Written exercise ▸
Below are the records; pull every line that includes "made".

Extracted entries ▸
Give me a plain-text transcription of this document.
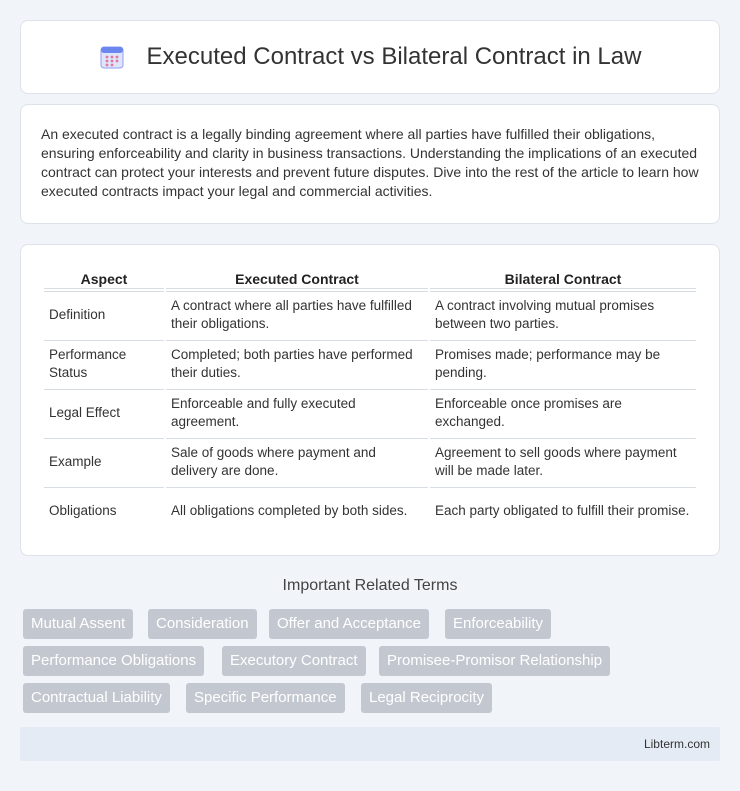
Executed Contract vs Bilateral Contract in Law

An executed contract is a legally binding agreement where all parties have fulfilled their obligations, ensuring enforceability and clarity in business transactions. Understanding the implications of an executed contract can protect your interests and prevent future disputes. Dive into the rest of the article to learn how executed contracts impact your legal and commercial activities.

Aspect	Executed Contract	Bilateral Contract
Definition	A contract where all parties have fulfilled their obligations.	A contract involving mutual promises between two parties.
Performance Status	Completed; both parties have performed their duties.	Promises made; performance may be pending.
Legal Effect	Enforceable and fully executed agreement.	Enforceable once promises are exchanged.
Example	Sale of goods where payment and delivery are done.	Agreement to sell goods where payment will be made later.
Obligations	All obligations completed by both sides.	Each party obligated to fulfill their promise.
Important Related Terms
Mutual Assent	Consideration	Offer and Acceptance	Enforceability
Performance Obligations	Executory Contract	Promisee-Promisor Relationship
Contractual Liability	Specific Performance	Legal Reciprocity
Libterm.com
---
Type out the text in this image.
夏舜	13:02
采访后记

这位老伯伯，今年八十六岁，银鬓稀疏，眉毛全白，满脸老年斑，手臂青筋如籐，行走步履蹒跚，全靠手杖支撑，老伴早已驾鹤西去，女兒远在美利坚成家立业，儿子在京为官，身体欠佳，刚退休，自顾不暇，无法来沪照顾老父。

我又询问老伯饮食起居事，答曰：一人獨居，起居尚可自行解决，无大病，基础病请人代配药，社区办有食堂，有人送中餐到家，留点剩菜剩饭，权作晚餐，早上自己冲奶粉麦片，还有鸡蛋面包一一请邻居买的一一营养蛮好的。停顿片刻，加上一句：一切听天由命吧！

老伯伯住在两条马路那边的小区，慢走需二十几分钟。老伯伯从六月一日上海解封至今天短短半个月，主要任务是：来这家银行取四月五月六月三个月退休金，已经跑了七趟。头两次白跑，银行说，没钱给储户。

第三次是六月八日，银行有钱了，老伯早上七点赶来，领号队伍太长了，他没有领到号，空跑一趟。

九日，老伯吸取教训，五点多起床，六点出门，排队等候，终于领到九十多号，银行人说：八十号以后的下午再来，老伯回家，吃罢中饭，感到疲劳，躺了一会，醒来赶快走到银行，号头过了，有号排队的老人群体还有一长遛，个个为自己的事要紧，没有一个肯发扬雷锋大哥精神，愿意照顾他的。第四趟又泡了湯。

Answer below ▸
Performance Status	Completed; both parties have performed their duties.	Promises made; performance may be pending.
Example	Sale of goods where payment and delivery are done.	Agreement to sell goods where payment will be made later.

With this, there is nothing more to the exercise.